**TASK DESCRIPTION**
Copy the listing below from its very first line through the line containing "x-tick-label: 30 <box>1299 448 1330 475</box>", including both of those lines, and reproduce each one character for character.
# RAW RECORDS start
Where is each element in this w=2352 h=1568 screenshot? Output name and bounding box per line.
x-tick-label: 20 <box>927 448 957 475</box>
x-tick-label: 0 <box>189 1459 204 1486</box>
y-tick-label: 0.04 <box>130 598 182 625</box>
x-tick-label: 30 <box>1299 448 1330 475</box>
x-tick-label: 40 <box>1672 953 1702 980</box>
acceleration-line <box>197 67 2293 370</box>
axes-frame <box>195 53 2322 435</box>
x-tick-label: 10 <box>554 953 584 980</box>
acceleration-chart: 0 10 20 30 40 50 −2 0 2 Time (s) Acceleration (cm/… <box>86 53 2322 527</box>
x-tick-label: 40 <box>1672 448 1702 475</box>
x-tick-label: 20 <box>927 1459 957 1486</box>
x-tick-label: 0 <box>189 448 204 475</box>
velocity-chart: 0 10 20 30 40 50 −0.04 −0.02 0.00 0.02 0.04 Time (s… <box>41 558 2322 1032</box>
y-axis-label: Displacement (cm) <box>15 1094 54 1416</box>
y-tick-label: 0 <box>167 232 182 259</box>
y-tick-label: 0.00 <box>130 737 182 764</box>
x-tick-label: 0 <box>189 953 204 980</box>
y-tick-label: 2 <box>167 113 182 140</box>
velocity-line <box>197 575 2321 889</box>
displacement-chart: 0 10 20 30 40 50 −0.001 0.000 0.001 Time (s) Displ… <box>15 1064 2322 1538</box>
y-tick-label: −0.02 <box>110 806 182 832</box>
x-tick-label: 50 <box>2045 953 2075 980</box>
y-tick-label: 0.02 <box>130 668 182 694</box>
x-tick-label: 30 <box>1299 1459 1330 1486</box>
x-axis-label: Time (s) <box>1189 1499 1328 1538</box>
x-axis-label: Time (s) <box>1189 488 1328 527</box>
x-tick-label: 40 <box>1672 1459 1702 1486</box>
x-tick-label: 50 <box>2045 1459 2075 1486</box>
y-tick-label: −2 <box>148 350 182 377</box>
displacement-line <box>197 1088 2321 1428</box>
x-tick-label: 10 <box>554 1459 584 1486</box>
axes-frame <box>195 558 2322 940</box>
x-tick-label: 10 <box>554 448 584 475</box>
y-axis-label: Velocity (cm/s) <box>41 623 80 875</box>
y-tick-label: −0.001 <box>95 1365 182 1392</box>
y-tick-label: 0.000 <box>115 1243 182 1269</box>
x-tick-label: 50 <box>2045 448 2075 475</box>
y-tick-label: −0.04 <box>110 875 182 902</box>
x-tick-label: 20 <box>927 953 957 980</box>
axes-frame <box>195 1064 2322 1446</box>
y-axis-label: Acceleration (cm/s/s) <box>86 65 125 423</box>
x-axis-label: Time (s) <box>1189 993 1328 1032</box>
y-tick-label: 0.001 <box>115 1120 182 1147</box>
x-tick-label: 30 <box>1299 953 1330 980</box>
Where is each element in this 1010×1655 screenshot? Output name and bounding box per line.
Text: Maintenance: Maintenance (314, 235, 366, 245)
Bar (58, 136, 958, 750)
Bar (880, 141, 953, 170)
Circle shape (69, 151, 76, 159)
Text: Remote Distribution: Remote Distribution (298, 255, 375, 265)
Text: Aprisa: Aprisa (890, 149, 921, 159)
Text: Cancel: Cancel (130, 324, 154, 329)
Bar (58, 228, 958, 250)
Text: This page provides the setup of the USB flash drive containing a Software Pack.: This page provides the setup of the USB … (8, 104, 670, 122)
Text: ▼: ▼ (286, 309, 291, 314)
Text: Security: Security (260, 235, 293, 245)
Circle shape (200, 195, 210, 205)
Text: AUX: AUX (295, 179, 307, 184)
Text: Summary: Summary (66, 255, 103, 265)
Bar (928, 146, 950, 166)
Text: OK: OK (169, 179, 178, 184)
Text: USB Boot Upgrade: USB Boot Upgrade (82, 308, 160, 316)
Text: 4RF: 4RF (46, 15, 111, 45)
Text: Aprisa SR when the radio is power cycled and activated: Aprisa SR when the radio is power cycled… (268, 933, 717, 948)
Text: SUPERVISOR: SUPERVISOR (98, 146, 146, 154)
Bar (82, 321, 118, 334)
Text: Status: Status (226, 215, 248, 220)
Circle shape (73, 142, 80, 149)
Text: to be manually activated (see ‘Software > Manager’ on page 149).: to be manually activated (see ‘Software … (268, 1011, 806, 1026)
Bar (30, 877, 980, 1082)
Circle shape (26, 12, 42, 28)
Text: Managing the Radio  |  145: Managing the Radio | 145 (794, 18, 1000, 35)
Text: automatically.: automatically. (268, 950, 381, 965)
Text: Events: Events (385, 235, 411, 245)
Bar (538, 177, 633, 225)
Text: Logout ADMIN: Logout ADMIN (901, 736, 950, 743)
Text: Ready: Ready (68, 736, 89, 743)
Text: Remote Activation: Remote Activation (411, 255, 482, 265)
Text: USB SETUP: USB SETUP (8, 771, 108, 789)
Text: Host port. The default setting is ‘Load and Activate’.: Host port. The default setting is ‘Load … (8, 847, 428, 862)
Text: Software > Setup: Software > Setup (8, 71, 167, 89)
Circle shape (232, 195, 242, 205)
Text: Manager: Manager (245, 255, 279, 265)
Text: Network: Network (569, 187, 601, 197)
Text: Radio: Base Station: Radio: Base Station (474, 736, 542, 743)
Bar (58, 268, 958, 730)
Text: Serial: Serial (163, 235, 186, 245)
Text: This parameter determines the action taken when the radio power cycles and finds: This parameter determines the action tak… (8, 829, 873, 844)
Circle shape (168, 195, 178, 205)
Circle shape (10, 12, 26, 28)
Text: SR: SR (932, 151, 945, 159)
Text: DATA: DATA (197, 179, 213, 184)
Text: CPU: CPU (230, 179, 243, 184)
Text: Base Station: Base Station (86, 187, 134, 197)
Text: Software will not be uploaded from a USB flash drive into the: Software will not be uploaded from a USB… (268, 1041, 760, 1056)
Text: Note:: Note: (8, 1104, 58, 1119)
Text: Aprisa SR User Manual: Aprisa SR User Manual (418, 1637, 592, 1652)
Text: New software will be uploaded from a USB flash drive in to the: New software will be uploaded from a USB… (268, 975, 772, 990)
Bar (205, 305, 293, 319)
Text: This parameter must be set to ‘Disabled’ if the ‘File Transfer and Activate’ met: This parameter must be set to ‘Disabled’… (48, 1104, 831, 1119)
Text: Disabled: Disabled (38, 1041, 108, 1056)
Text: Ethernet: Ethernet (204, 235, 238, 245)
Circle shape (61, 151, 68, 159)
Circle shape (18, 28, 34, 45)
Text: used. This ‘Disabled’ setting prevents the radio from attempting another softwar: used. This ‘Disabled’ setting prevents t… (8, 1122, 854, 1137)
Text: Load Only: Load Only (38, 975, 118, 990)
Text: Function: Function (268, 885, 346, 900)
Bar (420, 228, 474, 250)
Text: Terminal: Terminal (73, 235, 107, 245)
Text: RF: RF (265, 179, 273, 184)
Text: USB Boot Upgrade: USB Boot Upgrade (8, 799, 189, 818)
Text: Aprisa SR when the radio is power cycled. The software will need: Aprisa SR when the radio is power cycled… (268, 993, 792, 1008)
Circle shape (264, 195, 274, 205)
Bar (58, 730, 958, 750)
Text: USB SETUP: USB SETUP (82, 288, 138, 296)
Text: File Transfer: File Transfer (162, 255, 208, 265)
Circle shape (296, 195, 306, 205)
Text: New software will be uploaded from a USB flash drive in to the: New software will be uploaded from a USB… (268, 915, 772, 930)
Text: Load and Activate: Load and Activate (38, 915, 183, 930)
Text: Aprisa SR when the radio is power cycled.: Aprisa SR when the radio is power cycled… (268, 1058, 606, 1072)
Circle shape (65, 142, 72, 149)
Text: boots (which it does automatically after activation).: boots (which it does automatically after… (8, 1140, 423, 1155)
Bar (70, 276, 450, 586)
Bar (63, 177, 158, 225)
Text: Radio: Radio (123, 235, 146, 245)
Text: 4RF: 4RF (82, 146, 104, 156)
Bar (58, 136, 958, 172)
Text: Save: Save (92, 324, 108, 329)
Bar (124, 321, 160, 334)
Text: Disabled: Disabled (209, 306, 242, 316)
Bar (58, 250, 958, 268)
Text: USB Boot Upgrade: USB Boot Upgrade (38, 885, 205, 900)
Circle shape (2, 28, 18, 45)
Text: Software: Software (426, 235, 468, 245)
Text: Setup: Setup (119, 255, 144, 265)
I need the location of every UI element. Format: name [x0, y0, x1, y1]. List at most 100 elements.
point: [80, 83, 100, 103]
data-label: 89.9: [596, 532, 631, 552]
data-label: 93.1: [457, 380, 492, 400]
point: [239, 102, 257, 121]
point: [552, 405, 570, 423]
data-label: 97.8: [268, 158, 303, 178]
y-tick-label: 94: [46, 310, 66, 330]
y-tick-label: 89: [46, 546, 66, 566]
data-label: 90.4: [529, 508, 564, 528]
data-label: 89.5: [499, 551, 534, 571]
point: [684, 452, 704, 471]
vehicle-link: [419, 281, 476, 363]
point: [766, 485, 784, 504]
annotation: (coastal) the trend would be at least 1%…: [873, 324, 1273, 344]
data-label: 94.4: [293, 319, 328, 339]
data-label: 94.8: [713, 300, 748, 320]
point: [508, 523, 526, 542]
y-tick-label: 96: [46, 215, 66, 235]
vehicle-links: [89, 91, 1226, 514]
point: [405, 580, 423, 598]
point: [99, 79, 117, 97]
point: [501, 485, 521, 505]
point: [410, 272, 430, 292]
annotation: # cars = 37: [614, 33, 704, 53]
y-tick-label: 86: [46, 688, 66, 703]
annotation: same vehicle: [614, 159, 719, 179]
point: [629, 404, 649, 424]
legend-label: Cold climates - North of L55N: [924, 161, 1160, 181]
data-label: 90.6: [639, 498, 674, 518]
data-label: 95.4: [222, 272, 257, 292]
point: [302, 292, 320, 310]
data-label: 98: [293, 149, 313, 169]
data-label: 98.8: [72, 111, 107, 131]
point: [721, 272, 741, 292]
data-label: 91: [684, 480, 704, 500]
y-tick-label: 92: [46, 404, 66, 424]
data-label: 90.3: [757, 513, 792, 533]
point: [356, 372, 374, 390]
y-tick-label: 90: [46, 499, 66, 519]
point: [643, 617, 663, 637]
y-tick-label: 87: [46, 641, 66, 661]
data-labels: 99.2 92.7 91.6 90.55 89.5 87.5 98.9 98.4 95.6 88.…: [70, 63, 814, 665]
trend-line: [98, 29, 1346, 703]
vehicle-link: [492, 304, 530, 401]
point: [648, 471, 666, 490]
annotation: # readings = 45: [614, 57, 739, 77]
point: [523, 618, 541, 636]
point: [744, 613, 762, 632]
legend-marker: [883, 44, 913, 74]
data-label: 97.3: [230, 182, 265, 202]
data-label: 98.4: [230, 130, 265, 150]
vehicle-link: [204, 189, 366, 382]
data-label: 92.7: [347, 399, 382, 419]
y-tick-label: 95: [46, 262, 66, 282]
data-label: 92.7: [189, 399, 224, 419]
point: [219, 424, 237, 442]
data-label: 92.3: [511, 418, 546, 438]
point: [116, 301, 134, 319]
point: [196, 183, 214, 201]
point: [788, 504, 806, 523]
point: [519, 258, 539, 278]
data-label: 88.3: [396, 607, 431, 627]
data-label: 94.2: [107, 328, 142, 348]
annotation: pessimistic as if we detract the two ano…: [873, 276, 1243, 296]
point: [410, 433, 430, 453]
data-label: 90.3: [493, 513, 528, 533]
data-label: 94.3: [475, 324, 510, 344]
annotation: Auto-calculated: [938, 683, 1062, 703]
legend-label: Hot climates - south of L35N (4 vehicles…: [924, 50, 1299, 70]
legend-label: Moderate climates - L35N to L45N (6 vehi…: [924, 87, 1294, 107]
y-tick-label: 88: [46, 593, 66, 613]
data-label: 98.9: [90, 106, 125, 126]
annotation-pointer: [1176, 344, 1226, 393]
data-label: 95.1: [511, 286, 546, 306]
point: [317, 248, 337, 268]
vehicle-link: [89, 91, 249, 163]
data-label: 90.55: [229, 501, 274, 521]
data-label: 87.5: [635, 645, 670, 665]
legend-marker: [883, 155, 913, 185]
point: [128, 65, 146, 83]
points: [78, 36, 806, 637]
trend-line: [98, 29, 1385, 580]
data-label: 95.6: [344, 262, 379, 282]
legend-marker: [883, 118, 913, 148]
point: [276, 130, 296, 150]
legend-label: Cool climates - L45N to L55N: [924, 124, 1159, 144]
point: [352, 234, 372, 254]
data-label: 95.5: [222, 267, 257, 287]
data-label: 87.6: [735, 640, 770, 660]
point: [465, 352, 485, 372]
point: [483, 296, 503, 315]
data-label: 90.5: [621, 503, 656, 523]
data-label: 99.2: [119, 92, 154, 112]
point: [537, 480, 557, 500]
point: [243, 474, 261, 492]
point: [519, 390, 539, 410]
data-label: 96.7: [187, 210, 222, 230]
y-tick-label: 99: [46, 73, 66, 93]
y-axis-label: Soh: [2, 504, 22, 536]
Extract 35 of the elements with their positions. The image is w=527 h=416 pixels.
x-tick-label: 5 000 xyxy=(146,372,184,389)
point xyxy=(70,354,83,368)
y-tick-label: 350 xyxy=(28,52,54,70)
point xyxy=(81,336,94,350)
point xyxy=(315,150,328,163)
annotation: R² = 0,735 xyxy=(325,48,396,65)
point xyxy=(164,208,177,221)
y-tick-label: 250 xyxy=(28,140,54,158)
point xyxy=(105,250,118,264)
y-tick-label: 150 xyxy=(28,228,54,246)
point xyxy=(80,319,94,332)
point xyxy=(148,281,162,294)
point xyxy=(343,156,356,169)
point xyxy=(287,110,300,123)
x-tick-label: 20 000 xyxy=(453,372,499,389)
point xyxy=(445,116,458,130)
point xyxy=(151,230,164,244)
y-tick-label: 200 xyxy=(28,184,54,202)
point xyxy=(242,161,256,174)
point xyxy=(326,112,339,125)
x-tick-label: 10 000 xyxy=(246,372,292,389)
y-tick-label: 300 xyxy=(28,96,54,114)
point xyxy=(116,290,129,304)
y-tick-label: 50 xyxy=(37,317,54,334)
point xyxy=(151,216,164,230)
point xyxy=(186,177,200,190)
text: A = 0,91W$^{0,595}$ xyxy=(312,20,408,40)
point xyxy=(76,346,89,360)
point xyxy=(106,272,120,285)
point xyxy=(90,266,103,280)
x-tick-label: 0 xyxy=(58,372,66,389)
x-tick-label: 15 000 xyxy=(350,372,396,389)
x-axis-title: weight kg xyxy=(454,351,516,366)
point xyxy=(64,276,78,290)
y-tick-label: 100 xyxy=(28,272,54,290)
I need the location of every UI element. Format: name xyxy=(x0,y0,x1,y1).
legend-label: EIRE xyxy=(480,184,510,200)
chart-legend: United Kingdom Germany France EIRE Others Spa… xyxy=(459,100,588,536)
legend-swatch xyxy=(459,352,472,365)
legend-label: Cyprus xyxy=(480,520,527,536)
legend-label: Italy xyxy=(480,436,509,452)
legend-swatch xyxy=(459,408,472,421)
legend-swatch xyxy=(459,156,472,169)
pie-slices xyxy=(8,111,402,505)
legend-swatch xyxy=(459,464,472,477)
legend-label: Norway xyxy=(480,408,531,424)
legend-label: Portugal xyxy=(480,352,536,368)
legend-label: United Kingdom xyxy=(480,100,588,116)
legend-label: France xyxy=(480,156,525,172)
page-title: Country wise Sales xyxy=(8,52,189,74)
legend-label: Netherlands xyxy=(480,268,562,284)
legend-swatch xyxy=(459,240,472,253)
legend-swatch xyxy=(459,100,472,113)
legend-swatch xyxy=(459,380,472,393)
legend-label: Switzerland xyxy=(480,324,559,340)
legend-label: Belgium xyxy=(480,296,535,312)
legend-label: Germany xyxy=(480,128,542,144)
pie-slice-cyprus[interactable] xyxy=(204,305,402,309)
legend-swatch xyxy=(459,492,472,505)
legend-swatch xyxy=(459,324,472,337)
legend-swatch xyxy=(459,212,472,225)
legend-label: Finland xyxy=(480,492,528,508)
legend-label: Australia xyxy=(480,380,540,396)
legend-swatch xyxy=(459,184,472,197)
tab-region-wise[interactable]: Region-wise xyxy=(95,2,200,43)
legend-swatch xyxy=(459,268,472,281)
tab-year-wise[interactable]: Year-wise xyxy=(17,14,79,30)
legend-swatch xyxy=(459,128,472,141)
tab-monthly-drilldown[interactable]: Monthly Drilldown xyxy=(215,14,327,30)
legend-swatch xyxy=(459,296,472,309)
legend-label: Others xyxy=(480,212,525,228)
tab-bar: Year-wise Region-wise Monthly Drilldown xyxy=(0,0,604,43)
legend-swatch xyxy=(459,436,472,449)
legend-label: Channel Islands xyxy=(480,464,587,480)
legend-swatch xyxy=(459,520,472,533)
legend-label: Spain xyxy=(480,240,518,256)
# RAW RECORDS end
**ANSWER IN FULL**
Where is each element in this w=2352 h=1568 screenshot? Output name and bounding box per line.
x-tick-label: 20 <box>927 448 957 475</box>
x-tick-label: 0 <box>189 1459 204 1486</box>
y-tick-label: 0.04 <box>130 598 182 625</box>
x-tick-label: 30 <box>1299 448 1330 475</box>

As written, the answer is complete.